§ **PROMPT**: Could you print the part of the medieval game write-up that starts with "3. Presentation Display" and goes on through "of the night.", word for word?

Throughout each level, the look and feel has been the same. It is still medieval but in some cases, with a variety of different backgrounds to it, such as a dungeon, towns square, and an eerie
lake. To get this look, Mario had to do a lot of research. He researched online for medieval castles, weapons, people, landscapes, and even clothing. We tried to be as accurate as we could with the
timeframe we had, making sure this wasn’t just a big “fantasy” game.
2. Clear Goals
There were many changes we had to make in order for us to get this game done on time. Not only did we need to have clear goals, but the adjustment of changes was key to finishing any aspect of the
game. There were originally three different bosses and two different locations we took out of the game. There were many reasons for this; for one we felt like we wanted to polish up the three levels
we had instead of making five levels that were sub-par. Secondly, we basically couldn’t finish all that work in the given amount of time we had. By having three polished locations and one final
boss, we are excited to show it off, even if it is a demo for the larger version.
Since we did make a lot of changes to the game, the production schedule and Game Design Document had to be updated constantly. Even issues we didn’t take into account, such as marketing and
the Behind-The-Scenes video (which can be found here, along with the game) were last minute. Originally, we were going to put a dream cinematic in the beginning
of the game to help move the storyline. This got replaced by the Behind-The-Scenes video because it was a quick and easy project to do. The dream sequence would require a lot of 3D and art time taken
away from the game, which we weren’t willing to sacrifice.
3. Presentation Display
One last hurrah before our game came to a complete finish was to decorate our presentation display in the art gallery for the final demo night. We had so much fun picking out decorations and what
merchandise to hand out, at times we focused more on this than the actual game. Some of the merchandise such as the plushies, t-shirts, and swords we planned on handing out to people that have played
our game. I also ordered some decorations to spice up the area by purchasing medieval decor for an old fashioned look. We took a lot of the game elements and added them into our space. Stand-ups of
Percival, the hero and Astaroth, the demon lord, will be on each side of our display to give people a 3-D look of our game. If we had character costumes, which were mentioned, we would definitely
have been the talk of the night.

§ **RECORD SET**:
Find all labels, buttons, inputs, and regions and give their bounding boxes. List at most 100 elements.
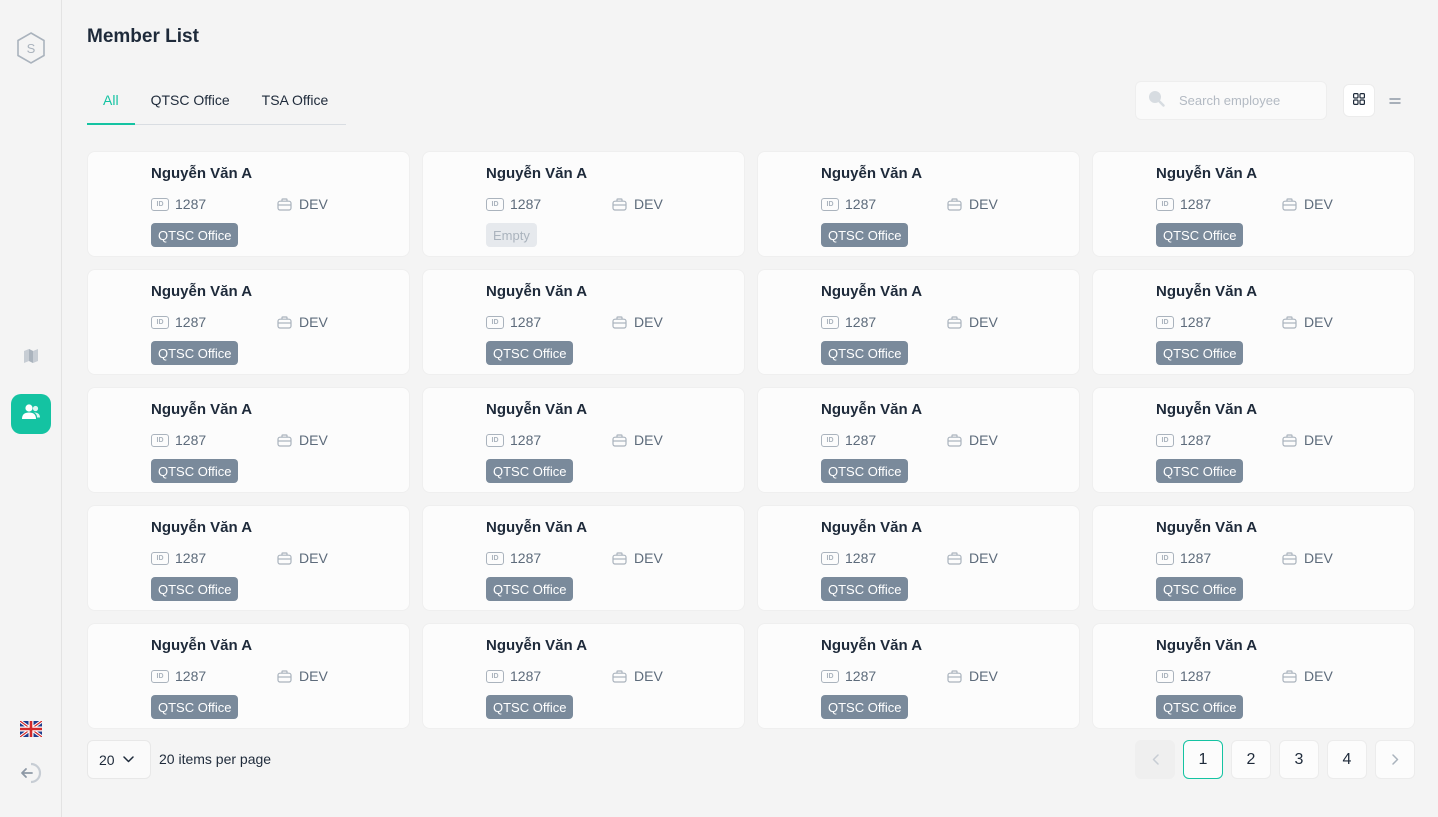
member-department: DEV <box>634 196 663 212</box>
member-card[interactable]: Nguyễn Văn A ID 1287 DEV QTSC Office <box>1092 505 1415 611</box>
member-name: Nguyễn Văn A <box>151 283 253 300</box>
office-badge: QTSC Office <box>151 695 239 719</box>
member-name: Nguyễn Văn A <box>821 401 923 418</box>
member-dept-row: DEV <box>277 432 328 448</box>
member-card[interactable]: Nguyễn Văn A ID 1287 DEV QTSC Office <box>757 269 1080 375</box>
member-id-row: ID 1287 <box>486 668 541 684</box>
uk-flag-icon <box>19 719 43 741</box>
member-department: DEV <box>634 668 663 684</box>
member-card[interactable]: Nguyễn Văn A ID 1287 DEV QTSC Office <box>1092 623 1415 729</box>
member-id: 1287 <box>1180 432 1212 448</box>
member-department: DEV <box>299 668 328 684</box>
page-button-3[interactable]: 3 <box>1279 740 1319 779</box>
next-page-button[interactable] <box>1375 740 1415 779</box>
page-button-4[interactable]: 4 <box>1327 740 1367 779</box>
member-card[interactable]: Nguyễn Văn A ID 1287 DEV QTSC Office <box>422 387 745 493</box>
member-department: DEV <box>299 196 328 212</box>
id-card-icon: ID <box>486 197 504 211</box>
page-button-2[interactable]: 2 <box>1231 740 1271 779</box>
member-dept-row: DEV <box>1282 432 1333 448</box>
member-name: Nguyễn Văn A <box>151 401 253 418</box>
tab-tsa-office[interactable]: TSA Office <box>246 84 345 125</box>
list-view-button[interactable] <box>1379 84 1411 117</box>
member-name: Nguyễn Văn A <box>151 637 253 654</box>
member-dept-row: DEV <box>277 314 328 330</box>
member-name: Nguyễn Văn A <box>821 165 923 182</box>
id-card-icon: ID <box>821 197 839 211</box>
member-dept-row: DEV <box>1282 668 1333 684</box>
briefcase-icon <box>1282 433 1297 447</box>
member-card[interactable]: Nguyễn Văn A ID 1287 DEV QTSC Office <box>422 269 745 375</box>
member-card[interactable]: Nguyễn Văn A ID 1287 DEV QTSC Office <box>757 387 1080 493</box>
page-button-1[interactable]: 1 <box>1183 740 1223 779</box>
member-dept-row: DEV <box>612 550 663 566</box>
sidebar-item-map[interactable] <box>11 338 51 378</box>
member-id: 1287 <box>845 314 877 330</box>
id-card-icon: ID <box>821 551 839 565</box>
member-card[interactable]: Nguyễn Văn A ID 1287 DEV QTSC Office <box>422 623 745 729</box>
search-icon <box>1148 90 1165 112</box>
search-input[interactable] <box>1179 93 1319 108</box>
page-title: Member List <box>87 26 199 47</box>
office-badge: QTSC Office <box>821 223 909 247</box>
app-logo[interactable]: S <box>16 32 46 64</box>
member-card[interactable]: Nguyễn Văn A ID 1287 DEV QTSC Office <box>87 505 410 611</box>
member-card[interactable]: Nguyễn Văn A ID 1287 DEV QTSC Office <box>757 623 1080 729</box>
list-view-icon <box>1389 92 1401 110</box>
member-id: 1287 <box>175 668 207 684</box>
briefcase-icon <box>1282 315 1297 329</box>
member-department: DEV <box>1304 432 1333 448</box>
id-card-icon: ID <box>151 433 169 447</box>
office-badge: QTSC Office <box>1156 223 1244 247</box>
member-department: DEV <box>1304 668 1333 684</box>
briefcase-icon <box>947 551 962 565</box>
briefcase-icon <box>277 551 292 565</box>
office-badge: QTSC Office <box>486 459 574 483</box>
office-badge: QTSC Office <box>151 459 239 483</box>
member-card[interactable]: Nguyễn Văn A ID 1287 DEV QTSC Office <box>87 151 410 257</box>
member-card[interactable]: Nguyễn Văn A ID 1287 DEV QTSC Office <box>757 151 1080 257</box>
member-card[interactable]: Nguyễn Văn A ID 1287 DEV QTSC Office <box>1092 269 1415 375</box>
sidebar-item-members[interactable] <box>11 394 51 434</box>
member-dept-row: DEV <box>277 196 328 212</box>
member-card[interactable]: Nguyễn Văn A ID 1287 DEV Empty <box>422 151 745 257</box>
member-id: 1287 <box>1180 550 1212 566</box>
member-name: Nguyễn Văn A <box>1156 165 1258 182</box>
office-badge: QTSC Office <box>151 341 239 365</box>
member-id-row: ID 1287 <box>821 196 876 212</box>
member-id: 1287 <box>510 196 542 212</box>
member-department: DEV <box>969 668 998 684</box>
briefcase-icon <box>947 433 962 447</box>
id-card-icon: ID <box>821 315 839 329</box>
member-card[interactable]: Nguyễn Văn A ID 1287 DEV QTSC Office <box>422 505 745 611</box>
member-dept-row: DEV <box>612 314 663 330</box>
page-size-select[interactable]: 20 <box>87 740 151 779</box>
member-id: 1287 <box>175 196 207 212</box>
id-card-icon: ID <box>1156 433 1174 447</box>
member-card[interactable]: Nguyễn Văn A ID 1287 DEV QTSC Office <box>87 269 410 375</box>
briefcase-icon <box>277 315 292 329</box>
search-box[interactable] <box>1135 81 1327 120</box>
member-dept-row: DEV <box>947 196 998 212</box>
member-card[interactable]: Nguyễn Văn A ID 1287 DEV QTSC Office <box>87 387 410 493</box>
member-department: DEV <box>969 314 998 330</box>
member-department: DEV <box>299 432 328 448</box>
office-badge: Empty <box>486 223 537 247</box>
tab-all[interactable]: All <box>87 84 135 125</box>
language-switch[interactable] <box>19 719 43 739</box>
logout-button[interactable] <box>20 762 42 784</box>
member-card[interactable]: Nguyễn Văn A ID 1287 DEV QTSC Office <box>1092 151 1415 257</box>
member-card[interactable]: Nguyễn Văn A ID 1287 DEV QTSC Office <box>1092 387 1415 493</box>
member-card[interactable]: Nguyễn Văn A ID 1287 DEV QTSC Office <box>757 505 1080 611</box>
member-card[interactable]: Nguyễn Văn A ID 1287 DEV QTSC Office <box>87 623 410 729</box>
office-badge: QTSC Office <box>821 341 909 365</box>
member-dept-row: DEV <box>277 550 328 566</box>
grid-view-button[interactable] <box>1343 84 1375 117</box>
member-grid: Nguyễn Văn A ID 1287 DEV QTSC Office Ngu… <box>87 151 1415 729</box>
briefcase-icon <box>277 669 292 683</box>
member-dept-row: DEV <box>612 432 663 448</box>
tab-qtsc-office[interactable]: QTSC Office <box>135 84 246 125</box>
member-dept-row: DEV <box>947 314 998 330</box>
member-id: 1287 <box>1180 314 1212 330</box>
prev-page-button[interactable] <box>1135 740 1175 779</box>
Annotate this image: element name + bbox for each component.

§ **RESULT**:
3. Presentation Display
One last hurrah before our game came to a complete finish was to decorate our presentation display in the art gallery for the final demo night. We had so much fun picking out decorations and what
merchandise to hand out, at times we focused more on this than the actual game. Some of the merchandise such as the plushies, t-shirts, and swords we planned on handing out to people that have played
our game. I also ordered some decorations to spice up the area by purchasing medieval decor for an old fashioned look. We took a lot of the game elements and added them into our space. Stand-ups of
Percival, the hero and Astaroth, the demon lord, will be on each side of our display to give people a 3-D look of our game. If we had character costumes, which were mentioned, we would definitely
have been the talk of the night.